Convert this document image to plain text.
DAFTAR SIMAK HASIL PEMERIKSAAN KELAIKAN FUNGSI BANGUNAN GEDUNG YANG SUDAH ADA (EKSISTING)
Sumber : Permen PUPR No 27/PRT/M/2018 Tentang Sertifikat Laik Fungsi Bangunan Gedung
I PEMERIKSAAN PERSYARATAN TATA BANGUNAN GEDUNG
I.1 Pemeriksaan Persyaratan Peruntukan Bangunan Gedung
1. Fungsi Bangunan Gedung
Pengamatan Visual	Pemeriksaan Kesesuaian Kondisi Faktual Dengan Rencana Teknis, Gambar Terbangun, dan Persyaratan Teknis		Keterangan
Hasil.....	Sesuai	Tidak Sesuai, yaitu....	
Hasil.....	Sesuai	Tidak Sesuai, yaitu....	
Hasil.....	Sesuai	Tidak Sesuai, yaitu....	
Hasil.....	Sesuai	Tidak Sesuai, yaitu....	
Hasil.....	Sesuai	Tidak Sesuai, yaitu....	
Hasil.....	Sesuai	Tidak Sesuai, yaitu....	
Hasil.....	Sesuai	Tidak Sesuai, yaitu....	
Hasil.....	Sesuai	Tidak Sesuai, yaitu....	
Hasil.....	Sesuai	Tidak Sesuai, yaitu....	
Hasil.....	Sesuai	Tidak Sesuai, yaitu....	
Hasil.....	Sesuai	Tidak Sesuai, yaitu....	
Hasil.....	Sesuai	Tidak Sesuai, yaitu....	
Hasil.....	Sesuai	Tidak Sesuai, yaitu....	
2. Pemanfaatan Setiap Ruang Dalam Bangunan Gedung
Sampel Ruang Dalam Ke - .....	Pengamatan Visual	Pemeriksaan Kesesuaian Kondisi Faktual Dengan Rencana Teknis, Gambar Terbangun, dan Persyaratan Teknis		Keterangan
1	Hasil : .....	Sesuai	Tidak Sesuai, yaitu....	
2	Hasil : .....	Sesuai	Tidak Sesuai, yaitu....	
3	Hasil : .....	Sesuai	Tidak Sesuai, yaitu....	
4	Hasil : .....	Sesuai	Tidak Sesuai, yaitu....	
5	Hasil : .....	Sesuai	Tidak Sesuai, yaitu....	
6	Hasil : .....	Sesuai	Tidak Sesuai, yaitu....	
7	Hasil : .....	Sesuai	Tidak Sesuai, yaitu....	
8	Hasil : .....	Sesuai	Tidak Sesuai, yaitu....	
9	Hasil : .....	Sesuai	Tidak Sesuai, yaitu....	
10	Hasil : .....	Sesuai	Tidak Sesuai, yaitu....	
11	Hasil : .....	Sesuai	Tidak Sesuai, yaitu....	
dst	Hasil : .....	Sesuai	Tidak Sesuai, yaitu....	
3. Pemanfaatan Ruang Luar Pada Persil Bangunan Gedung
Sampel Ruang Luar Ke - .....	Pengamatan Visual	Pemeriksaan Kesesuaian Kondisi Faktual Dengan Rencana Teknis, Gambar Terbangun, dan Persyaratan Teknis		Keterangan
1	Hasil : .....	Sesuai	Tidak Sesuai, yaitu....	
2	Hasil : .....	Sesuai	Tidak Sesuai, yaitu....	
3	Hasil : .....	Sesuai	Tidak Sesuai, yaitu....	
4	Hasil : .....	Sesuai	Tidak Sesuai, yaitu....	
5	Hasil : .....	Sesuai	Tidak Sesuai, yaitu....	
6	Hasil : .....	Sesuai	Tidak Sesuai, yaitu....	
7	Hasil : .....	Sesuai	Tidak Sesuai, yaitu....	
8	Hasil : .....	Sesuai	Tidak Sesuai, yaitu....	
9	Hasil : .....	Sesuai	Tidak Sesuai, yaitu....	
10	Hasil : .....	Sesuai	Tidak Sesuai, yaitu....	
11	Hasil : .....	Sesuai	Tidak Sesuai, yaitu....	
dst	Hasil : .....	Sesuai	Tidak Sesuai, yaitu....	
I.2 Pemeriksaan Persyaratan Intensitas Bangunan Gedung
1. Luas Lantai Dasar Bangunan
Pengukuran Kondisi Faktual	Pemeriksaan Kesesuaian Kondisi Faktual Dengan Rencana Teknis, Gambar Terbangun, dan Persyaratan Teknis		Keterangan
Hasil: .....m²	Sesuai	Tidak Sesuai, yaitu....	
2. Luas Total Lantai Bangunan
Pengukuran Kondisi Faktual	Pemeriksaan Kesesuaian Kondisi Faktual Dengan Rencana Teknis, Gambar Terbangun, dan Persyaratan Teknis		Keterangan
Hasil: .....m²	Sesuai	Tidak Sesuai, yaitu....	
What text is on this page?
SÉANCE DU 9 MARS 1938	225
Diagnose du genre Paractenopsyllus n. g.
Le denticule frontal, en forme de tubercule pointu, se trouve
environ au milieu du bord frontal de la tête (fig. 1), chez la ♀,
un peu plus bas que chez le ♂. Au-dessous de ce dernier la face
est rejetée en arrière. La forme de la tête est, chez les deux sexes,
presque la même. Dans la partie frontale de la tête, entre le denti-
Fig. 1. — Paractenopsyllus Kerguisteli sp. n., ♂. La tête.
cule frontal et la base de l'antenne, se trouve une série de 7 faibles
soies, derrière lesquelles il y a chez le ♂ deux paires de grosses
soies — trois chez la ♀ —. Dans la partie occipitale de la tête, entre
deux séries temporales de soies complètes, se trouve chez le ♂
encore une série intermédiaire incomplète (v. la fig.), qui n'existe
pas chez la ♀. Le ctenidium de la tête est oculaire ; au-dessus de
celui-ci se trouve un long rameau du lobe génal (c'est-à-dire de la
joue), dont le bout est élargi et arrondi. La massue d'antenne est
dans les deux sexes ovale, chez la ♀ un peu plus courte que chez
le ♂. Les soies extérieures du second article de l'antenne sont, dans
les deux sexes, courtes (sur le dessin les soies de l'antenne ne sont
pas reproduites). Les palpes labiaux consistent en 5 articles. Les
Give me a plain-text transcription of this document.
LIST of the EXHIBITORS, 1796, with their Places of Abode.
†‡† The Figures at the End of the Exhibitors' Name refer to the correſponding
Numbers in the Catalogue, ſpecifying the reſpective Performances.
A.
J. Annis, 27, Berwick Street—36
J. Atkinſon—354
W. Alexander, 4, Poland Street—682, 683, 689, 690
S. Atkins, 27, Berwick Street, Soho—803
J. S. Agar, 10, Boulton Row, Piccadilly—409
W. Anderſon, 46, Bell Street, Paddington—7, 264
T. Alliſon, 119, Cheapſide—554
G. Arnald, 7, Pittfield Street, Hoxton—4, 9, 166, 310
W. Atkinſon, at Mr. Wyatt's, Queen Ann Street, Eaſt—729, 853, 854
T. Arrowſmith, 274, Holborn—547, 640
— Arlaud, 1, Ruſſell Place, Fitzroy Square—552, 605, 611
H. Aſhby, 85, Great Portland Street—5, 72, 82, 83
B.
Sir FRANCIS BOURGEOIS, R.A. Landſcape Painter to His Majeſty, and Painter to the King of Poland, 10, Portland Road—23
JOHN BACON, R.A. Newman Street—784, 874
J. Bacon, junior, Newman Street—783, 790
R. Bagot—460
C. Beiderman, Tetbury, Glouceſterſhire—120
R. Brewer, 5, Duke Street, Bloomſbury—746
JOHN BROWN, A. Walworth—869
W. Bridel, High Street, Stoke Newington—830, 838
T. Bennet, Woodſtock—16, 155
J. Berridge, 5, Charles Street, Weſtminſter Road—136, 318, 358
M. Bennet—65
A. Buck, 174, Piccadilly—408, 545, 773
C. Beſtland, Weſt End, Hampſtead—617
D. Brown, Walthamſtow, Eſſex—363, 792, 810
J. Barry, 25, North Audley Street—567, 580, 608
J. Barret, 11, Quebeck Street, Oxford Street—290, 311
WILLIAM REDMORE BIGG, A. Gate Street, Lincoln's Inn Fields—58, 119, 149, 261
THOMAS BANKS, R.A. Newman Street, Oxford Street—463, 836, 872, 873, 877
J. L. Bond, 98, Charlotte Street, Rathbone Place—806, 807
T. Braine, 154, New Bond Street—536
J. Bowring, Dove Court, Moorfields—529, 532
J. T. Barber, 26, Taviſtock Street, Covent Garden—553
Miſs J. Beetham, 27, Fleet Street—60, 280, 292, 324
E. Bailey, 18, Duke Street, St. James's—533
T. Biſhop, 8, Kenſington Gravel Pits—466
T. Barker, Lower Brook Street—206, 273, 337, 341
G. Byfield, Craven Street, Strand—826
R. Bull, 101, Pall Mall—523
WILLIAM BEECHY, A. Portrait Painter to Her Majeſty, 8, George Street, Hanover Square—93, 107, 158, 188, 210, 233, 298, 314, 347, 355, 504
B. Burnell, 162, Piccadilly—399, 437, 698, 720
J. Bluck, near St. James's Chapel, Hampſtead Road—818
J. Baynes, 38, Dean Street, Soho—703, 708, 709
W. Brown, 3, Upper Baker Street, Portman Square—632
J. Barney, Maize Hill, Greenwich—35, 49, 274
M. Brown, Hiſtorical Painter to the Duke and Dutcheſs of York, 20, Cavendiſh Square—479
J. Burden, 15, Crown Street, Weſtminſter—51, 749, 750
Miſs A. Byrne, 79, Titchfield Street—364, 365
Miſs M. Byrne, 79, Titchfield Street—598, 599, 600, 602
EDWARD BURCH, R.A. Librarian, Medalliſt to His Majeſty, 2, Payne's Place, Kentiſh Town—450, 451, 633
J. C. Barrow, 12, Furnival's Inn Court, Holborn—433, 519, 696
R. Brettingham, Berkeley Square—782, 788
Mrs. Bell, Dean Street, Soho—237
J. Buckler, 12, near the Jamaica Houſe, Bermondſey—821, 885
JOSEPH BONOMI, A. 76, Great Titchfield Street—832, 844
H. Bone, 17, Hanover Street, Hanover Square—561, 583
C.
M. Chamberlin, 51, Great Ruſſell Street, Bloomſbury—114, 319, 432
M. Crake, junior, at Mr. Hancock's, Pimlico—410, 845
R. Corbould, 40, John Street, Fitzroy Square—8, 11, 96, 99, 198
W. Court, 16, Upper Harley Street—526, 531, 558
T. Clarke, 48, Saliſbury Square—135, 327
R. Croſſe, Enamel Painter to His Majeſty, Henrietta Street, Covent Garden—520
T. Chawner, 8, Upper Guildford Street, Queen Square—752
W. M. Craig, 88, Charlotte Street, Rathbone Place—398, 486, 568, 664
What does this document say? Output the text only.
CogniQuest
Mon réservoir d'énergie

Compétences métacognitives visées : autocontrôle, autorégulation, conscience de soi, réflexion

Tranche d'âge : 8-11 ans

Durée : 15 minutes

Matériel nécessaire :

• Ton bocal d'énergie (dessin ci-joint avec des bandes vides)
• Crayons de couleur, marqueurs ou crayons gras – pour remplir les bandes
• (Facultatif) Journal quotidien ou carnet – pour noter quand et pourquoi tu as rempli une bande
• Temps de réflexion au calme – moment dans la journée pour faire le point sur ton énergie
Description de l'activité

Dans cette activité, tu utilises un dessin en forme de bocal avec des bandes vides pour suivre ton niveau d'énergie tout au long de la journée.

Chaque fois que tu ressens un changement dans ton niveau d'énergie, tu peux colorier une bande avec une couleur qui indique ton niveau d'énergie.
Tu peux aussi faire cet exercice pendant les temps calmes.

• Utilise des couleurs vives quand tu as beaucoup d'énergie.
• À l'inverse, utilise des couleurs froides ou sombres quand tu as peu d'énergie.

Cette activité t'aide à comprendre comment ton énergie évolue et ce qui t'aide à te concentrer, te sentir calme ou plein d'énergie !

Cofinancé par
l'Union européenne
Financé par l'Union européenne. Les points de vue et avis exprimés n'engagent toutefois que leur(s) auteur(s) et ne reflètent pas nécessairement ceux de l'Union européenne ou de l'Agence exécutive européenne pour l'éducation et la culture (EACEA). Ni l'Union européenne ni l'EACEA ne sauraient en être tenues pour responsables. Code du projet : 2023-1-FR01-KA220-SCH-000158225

- - - - -

What is expected.
Among the entries above, how many lines hold the word "Kondisi"? Reply with only that number.

Response to this task.
5